**Task instructions**
Could every line of the data be printed exactly as it reads?

**Listed entries**
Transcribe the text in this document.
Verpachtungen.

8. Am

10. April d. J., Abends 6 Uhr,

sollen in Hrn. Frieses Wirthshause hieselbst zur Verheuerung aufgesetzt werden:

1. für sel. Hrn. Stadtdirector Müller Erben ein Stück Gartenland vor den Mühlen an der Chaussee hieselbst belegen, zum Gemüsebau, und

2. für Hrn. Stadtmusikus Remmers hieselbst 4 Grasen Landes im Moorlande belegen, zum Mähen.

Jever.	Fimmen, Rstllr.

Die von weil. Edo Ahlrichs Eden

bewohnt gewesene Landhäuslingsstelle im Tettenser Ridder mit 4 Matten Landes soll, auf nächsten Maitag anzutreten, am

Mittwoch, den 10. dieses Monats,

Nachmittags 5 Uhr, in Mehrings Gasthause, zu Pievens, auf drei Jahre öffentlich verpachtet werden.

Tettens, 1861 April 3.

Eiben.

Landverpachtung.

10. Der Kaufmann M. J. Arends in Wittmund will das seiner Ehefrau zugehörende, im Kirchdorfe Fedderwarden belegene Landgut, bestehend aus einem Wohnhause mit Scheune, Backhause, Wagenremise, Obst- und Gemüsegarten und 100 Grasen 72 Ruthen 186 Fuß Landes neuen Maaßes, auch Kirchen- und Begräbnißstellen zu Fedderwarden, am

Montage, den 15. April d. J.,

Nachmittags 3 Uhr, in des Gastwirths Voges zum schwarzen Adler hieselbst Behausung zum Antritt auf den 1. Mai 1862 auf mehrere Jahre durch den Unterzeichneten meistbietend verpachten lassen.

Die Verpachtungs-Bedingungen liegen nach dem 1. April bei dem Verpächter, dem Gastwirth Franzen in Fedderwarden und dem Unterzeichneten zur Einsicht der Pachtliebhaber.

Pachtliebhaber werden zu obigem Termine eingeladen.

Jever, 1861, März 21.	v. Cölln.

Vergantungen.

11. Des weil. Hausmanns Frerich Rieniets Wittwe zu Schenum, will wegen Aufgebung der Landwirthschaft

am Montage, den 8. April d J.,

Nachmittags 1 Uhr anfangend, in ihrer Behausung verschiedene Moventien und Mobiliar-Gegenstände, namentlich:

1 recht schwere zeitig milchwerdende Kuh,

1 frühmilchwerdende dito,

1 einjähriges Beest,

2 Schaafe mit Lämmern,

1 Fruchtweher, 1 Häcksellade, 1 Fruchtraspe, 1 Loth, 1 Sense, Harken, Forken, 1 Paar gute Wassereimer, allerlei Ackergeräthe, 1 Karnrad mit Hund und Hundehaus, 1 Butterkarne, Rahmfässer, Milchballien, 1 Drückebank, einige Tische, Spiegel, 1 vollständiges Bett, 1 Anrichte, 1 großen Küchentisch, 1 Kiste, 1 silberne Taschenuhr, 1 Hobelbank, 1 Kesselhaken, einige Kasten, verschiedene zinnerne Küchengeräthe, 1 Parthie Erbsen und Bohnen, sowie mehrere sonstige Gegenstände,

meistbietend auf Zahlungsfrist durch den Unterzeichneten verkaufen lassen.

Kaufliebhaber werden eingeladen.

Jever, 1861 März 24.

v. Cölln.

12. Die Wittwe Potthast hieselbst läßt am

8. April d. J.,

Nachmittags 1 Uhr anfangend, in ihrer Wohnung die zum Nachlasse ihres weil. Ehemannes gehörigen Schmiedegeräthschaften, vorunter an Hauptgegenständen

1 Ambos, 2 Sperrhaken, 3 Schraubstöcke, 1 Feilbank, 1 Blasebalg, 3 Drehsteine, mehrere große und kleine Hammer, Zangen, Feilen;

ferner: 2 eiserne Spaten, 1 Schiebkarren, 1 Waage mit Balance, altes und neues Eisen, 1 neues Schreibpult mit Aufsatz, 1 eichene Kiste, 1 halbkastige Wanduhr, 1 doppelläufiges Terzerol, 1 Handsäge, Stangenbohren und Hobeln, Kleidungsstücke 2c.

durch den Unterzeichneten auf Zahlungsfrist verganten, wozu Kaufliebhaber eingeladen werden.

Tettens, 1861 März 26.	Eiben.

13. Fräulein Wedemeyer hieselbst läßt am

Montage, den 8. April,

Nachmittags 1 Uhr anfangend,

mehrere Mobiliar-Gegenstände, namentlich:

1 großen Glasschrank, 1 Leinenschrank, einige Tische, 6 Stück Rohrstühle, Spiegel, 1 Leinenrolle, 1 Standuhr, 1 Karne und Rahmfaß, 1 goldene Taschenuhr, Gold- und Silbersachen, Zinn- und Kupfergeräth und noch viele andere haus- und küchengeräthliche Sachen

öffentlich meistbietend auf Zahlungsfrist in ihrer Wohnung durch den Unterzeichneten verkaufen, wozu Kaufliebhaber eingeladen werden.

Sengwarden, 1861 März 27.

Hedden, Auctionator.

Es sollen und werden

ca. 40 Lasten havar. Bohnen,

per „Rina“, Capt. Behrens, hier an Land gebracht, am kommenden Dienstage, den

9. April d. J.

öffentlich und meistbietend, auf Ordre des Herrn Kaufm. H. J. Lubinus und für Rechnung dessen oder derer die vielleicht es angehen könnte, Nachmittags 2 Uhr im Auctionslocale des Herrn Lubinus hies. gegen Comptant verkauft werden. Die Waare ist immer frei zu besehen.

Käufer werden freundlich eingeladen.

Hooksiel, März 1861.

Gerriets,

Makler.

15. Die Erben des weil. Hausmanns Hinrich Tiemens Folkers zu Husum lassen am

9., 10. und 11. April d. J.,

**Result of the task**
Transcribe the text in this document.
Verpachtungen.

8. Am

10. April d. J., Abends 6 Uhr,

sollen in Hrn. Frieses Wirthshause hieselbst zur Verheuerung aufgesetzt werden:

1. für sel. Hrn. Stadtdirector Müller Erben ein Stück Gartenland vor den Mühlen an der Chaussee hieselbst belegen, zum Gemüsebau, und

2. für Hrn. Stadtmusikus Remmers hieselbst 4 Grasen Landes im Moorlande belegen, zum Mähen.

Jever.	Fimmen, Rstllr.

Die von weil. Edo Ahlrichs Eden

bewohnt gewesene Landhäuslingsstelle im Tettenser Ridder mit 4 Matten Landes soll, auf nächsten Maitag anzutreten, am

Mittwoch, den 10. dieses Monats,

Nachmittags 5 Uhr, in Mehrings Gasthause, zu Pievens, auf drei Jahre öffentlich verpachtet werden.

Tettens, 1861 April 3.

Eiben.

Landverpachtung.

10. Der Kaufmann M. J. Arends in Wittmund will das seiner Ehefrau zugehörende, im Kirchdorfe Fedderwarden belegene Landgut, bestehend aus einem Wohnhause mit Scheune, Backhause, Wagenremise, Obst- und Gemüsegarten und 100 Grasen 72 Ruthen 186 Fuß Landes neuen Maaßes, auch Kirchen- und Begräbnißstellen zu Fedderwarden, am

Montage, den 15. April d. J.,

Nachmittags 3 Uhr, in des Gastwirths Voges zum schwarzen Adler hieselbst Behausung zum Antritt auf den 1. Mai 1862 auf mehrere Jahre durch den Unterzeichneten meistbietend verpachten lassen.

Die Verpachtungs-Bedingungen liegen nach dem 1. April bei dem Verpächter, dem Gastwirth Franzen in Fedderwarden und dem Unterzeichneten zur Einsicht der Pachtliebhaber.

Pachtliebhaber werden zu obigem Termine eingeladen.

Jever, 1861, März 21.	v. Cölln.

Vergantungen.

11. Des weil. Hausmanns Frerich Rieniets Wittwe zu Schenum, will wegen Aufgebung der Landwirthschaft

am Montage, den 8. April d J.,

Nachmittags 1 Uhr anfangend, in ihrer Behausung verschiedene Moventien und Mobiliar-Gegenstände, namentlich:

1 recht schwere zeitig milchwerdende Kuh,

1 frühmilchwerdende dito,

1 einjähriges Beest,

2 Schaafe mit Lämmern,

1 Fruchtweher, 1 Häcksellade, 1 Fruchtraspe, 1 Loth, 1 Sense, Harken, Forken, 1 Paar gute Wassereimer, allerlei Ackergeräthe, 1 Karnrad mit Hund und Hundehaus, 1 Butterkarne, Rahmfässer, Milchballien, 1 Drückebank, einige Tische, Spiegel, 1 vollständiges Bett, 1 Anrichte, 1 großen Küchentisch, 1 Kiste, 1 silberne Taschenuhr, 1 Hobelbank, 1 Kesselhaken, einige Kasten, verschiedene zinnerne Küchengeräthe, 1 Parthie Erbsen und Bohnen, sowie mehrere sonstige Gegenstände,

meistbietend auf Zahlungsfrist durch den Unterzeichneten verkaufen lassen.

Kaufliebhaber werden eingeladen.

Jever, 1861 März 24.

v. Cölln.

12. Die Wittwe Potthast hieselbst läßt am

8. April d. J.,

Nachmittags 1 Uhr anfangend, in ihrer Wohnung die zum Nachlasse ihres weil. Ehemannes gehörigen Schmiedegeräthschaften, vorunter an Hauptgegenständen

1 Ambos, 2 Sperrhaken, 3 Schraubstöcke, 1 Feilbank, 1 Blasebalg, 3 Drehsteine, mehrere große und kleine Hammer, Zangen, Feilen;

ferner: 2 eiserne Spaten, 1 Schiebkarren, 1 Waage mit Balance, altes und neues Eisen, 1 neues Schreibpult mit Aufsatz, 1 eichene Kiste, 1 halbkastige Wanduhr, 1 doppelläufiges Terzerol, 1 Handsäge, Stangenbohren und Hobeln, Kleidungsstücke 2c.

durch den Unterzeichneten auf Zahlungsfrist verganten, wozu Kaufliebhaber eingeladen werden.

Tettens, 1861 März 26.	Eiben.

13. Fräulein Wedemeyer hieselbst läßt am

Montage, den 8. April,

Nachmittags 1 Uhr anfangend,

mehrere Mobiliar-Gegenstände, namentlich:

1 großen Glasschrank, 1 Leinenschrank, einige Tische, 6 Stück Rohrstühle, Spiegel, 1 Leinenrolle, 1 Standuhr, 1 Karne und Rahmfaß, 1 goldene Taschenuhr, Gold- und Silbersachen, Zinn- und Kupfergeräth und noch viele andere haus- und küchengeräthliche Sachen

öffentlich meistbietend auf Zahlungsfrist in ihrer Wohnung durch den Unterzeichneten verkaufen, wozu Kaufliebhaber eingeladen werden.

Sengwarden, 1861 März 27.

Hedden, Auctionator.

Es sollen und werden

ca. 40 Lasten havar. Bohnen,

per „Rina“, Capt. Behrens, hier an Land gebracht, am kommenden Dienstage, den

9. April d. J.

öffentlich und meistbietend, auf Ordre des Herrn Kaufm. H. J. Lubinus und für Rechnung dessen oder derer die vielleicht es angehen könnte, Nachmittags 2 Uhr im Auctionslocale des Herrn Lubinus hies. gegen Comptant verkauft werden. Die Waare ist immer frei zu besehen.

Käufer werden freundlich eingeladen.

Hooksiel, März 1861.

Gerriets,

Makler.

15. Die Erben des weil. Hausmanns Hinrich Tiemens Folkers zu Husum lassen am

9., 10. und 11. April d. J.,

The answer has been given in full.